*PROBLEM:* Select the lines below containing the word "Astaxanthin".

*DATA EXCERPTS:*
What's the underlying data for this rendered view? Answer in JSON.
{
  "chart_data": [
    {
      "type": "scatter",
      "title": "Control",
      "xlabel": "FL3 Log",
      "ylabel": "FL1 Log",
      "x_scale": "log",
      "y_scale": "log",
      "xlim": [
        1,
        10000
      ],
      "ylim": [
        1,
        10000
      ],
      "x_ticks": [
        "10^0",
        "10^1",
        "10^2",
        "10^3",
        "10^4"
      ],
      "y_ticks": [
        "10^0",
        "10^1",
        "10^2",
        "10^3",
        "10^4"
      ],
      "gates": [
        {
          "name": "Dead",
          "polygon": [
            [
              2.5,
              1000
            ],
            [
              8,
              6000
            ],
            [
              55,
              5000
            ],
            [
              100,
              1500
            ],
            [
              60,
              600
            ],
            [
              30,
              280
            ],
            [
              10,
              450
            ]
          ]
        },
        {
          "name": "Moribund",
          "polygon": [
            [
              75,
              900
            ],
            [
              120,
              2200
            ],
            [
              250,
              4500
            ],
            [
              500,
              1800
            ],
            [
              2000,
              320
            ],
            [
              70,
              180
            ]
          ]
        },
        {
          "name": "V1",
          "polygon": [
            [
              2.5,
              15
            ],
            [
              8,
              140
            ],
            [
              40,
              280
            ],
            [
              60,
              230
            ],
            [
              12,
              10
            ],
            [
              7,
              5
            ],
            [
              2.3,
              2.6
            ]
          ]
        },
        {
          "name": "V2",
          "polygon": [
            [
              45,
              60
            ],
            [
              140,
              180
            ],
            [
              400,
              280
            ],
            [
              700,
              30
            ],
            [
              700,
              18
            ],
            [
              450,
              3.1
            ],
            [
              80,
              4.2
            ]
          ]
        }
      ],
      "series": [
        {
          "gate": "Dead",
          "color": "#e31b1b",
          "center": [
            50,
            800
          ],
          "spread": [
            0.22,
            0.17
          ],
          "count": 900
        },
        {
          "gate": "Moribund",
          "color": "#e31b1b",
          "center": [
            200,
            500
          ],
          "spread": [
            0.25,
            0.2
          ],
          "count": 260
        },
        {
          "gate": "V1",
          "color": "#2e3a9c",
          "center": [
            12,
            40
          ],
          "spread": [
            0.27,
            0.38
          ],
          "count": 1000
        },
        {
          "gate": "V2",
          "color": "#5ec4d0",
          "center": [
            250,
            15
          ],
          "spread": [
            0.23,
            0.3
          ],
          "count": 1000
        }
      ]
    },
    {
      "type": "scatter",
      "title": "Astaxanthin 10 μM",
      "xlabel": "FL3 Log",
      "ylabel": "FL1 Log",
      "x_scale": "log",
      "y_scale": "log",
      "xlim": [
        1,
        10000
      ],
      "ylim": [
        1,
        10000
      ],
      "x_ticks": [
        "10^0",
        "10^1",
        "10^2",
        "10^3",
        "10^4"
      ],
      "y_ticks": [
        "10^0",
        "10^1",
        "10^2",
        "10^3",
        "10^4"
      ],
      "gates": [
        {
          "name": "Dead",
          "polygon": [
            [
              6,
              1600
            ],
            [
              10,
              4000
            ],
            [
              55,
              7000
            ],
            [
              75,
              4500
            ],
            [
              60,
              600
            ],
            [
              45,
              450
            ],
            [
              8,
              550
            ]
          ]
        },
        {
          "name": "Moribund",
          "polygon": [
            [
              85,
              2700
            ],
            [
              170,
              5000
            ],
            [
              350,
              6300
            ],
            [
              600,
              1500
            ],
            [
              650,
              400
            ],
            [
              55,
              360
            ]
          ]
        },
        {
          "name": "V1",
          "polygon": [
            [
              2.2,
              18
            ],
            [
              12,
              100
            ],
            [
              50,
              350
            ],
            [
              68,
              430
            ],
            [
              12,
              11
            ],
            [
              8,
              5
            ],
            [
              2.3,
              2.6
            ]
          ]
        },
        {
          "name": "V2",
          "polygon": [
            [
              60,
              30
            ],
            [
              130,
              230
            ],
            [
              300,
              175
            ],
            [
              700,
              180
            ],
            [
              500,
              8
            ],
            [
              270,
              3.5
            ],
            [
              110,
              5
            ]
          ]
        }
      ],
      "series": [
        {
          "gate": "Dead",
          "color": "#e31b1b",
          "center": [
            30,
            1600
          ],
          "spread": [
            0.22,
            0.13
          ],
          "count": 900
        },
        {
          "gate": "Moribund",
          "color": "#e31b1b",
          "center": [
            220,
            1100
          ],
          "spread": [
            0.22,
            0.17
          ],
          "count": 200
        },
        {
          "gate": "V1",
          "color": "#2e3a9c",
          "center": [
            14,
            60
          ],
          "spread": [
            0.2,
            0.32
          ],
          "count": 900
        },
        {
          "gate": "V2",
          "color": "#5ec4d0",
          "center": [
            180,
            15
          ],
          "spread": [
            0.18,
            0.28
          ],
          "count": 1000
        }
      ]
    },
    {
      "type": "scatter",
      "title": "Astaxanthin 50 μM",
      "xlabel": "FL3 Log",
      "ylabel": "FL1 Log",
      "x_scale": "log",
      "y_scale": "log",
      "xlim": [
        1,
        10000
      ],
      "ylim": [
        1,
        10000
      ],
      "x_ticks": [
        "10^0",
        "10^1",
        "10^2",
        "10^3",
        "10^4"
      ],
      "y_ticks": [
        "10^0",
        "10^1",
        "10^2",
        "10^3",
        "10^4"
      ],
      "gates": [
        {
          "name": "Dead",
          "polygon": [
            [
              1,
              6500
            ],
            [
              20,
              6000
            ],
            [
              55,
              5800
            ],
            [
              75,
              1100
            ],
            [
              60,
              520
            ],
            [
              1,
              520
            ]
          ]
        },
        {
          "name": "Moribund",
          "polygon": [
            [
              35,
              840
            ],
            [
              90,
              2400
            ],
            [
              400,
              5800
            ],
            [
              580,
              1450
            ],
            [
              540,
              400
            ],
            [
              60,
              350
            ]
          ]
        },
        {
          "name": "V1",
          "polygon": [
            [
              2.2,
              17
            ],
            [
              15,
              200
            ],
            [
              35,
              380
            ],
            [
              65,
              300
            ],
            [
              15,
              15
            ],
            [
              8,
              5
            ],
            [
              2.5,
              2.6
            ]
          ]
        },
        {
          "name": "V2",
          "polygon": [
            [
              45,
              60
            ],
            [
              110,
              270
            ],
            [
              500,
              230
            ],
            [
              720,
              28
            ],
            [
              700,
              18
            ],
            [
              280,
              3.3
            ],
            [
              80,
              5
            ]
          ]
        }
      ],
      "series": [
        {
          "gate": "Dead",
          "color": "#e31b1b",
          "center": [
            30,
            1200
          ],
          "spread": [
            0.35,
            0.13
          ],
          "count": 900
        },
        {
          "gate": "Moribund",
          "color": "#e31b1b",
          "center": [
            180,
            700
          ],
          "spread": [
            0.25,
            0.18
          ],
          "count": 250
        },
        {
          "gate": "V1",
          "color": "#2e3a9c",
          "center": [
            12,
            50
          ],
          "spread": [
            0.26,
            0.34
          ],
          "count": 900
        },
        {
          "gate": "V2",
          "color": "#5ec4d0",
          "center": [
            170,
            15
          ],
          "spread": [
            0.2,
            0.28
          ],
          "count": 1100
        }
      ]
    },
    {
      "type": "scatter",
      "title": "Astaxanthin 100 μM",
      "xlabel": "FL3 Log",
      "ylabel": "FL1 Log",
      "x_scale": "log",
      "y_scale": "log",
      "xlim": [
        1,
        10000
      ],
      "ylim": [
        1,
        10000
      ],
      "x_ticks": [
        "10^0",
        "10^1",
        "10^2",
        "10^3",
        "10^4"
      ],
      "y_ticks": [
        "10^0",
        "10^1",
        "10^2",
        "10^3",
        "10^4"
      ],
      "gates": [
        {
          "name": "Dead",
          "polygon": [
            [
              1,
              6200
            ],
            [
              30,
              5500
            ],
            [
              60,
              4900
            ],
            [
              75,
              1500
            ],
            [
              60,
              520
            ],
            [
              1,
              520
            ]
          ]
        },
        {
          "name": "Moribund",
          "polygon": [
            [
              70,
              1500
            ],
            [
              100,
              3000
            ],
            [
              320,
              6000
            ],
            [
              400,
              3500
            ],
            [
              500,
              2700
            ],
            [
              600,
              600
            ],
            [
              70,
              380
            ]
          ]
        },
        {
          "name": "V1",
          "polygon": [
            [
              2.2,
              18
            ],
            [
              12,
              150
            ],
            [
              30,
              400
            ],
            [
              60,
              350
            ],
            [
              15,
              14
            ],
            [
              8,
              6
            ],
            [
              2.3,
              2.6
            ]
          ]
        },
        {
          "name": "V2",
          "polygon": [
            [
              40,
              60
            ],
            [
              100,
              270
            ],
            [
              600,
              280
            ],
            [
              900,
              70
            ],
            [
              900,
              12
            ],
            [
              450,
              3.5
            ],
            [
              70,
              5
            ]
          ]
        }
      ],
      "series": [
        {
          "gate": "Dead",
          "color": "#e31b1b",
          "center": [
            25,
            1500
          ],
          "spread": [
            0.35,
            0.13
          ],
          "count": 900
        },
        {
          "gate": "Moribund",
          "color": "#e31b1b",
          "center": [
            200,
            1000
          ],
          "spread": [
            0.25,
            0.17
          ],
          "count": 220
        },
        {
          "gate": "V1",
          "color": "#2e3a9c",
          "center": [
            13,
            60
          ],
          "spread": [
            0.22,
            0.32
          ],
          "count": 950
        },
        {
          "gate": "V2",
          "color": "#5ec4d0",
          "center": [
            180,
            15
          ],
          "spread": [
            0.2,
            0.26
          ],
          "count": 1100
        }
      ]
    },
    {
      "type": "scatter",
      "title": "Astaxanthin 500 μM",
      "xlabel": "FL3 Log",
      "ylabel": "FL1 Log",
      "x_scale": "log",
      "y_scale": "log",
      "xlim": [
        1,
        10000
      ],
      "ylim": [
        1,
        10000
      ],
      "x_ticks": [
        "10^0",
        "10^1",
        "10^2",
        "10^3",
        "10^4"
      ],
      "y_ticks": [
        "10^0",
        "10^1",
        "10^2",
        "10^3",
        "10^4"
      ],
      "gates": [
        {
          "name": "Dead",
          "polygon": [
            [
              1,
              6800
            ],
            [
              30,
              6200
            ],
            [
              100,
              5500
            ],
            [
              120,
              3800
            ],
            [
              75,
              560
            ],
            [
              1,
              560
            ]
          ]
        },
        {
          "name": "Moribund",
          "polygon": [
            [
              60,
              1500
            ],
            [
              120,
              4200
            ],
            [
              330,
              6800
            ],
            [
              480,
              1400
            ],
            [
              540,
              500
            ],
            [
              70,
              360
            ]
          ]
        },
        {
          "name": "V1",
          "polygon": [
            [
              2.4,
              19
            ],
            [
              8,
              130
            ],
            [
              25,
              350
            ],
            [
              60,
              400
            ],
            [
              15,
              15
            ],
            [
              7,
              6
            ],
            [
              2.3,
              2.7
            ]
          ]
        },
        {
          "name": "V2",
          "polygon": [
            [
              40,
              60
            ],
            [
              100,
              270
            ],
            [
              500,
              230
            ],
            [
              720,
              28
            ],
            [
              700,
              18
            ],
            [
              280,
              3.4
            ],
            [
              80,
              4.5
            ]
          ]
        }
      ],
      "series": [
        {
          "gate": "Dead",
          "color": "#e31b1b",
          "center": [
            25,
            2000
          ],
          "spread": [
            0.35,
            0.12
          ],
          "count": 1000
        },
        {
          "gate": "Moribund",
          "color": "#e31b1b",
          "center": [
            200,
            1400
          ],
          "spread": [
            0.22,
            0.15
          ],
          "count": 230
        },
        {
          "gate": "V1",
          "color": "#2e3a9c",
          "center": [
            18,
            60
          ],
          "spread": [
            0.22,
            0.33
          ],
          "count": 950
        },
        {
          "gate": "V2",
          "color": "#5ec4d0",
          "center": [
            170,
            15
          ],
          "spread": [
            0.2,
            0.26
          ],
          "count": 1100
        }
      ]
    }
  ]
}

*ANSWER FOR THIS EXERCISE:*
      "title": "Astaxanthin 10 μM",
      "title": "Astaxanthin 50 μM",
      "title": "Astaxanthin 100 μM",
      "title": "Astaxanthin 500 μM",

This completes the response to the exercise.